Stored entries
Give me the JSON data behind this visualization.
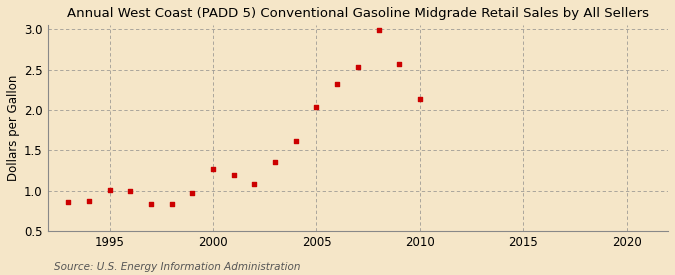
{
  "title": "Annual West Coast (PADD 5) Conventional Gasoline Midgrade Retail Sales by All Sellers",
  "ylabel": "Dollars per Gallon",
  "source": "Source: U.S. Energy Information Administration",
  "years": [
    1993,
    1994,
    1995,
    1996,
    1997,
    1998,
    1999,
    2000,
    2001,
    2002,
    2003,
    2004,
    2005,
    2006,
    2007,
    2008,
    2009,
    2010
  ],
  "values": [
    0.862,
    0.872,
    1.002,
    1.001,
    0.832,
    0.832,
    0.972,
    1.272,
    1.198,
    1.083,
    1.352,
    1.621,
    2.041,
    2.321,
    2.531,
    2.99,
    2.57,
    2.14
  ],
  "marker_color": "#cc0000",
  "bg_color": "#f5e6c8",
  "plot_bg_color": "#f5e6c8",
  "grid_color": "#888888",
  "spine_color": "#888888",
  "xlim": [
    1992,
    2022
  ],
  "ylim": [
    0.5,
    3.05
  ],
  "xticks": [
    1995,
    2000,
    2005,
    2010,
    2015,
    2020
  ],
  "yticks": [
    0.5,
    1.0,
    1.5,
    2.0,
    2.5,
    3.0
  ],
  "title_fontsize": 9.5,
  "label_fontsize": 8.5,
  "tick_fontsize": 8.5,
  "source_fontsize": 7.5
}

**TASK TO COMPLETE**
Exactly reproduce the entries above, minus the pictures.

**WORKED SOLUTION**
Give me the JSON data behind this visualization.
{
  "title": "Annual West Coast (PADD 5) Conventional Gasoline Midgrade Retail Sales by All Sellers",
  "ylabel": "Dollars per Gallon",
  "source": "Source: U.S. Energy Information Administration",
  "years": [
    1993,
    1994,
    1995,
    1996,
    1997,
    1998,
    1999,
    2000,
    2001,
    2002,
    2003,
    2004,
    2005,
    2006,
    2007,
    2008,
    2009,
    2010
  ],
  "values": [
    0.862,
    0.872,
    1.002,
    1.001,
    0.832,
    0.832,
    0.972,
    1.272,
    1.198,
    1.083,
    1.352,
    1.621,
    2.041,
    2.321,
    2.531,
    2.99,
    2.57,
    2.14
  ],
  "marker_color": "#cc0000",
  "bg_color": "#f5e6c8",
  "plot_bg_color": "#f5e6c8",
  "grid_color": "#888888",
  "spine_color": "#888888",
  "xlim": [
    1992,
    2022
  ],
  "ylim": [
    0.5,
    3.05
  ],
  "xticks": [
    1995,
    2000,
    2005,
    2010,
    2015,
    2020
  ],
  "yticks": [
    0.5,
    1.0,
    1.5,
    2.0,
    2.5,
    3.0
  ],
  "title_fontsize": 9.5,
  "label_fontsize": 8.5,
  "tick_fontsize": 8.5,
  "source_fontsize": 7.5
}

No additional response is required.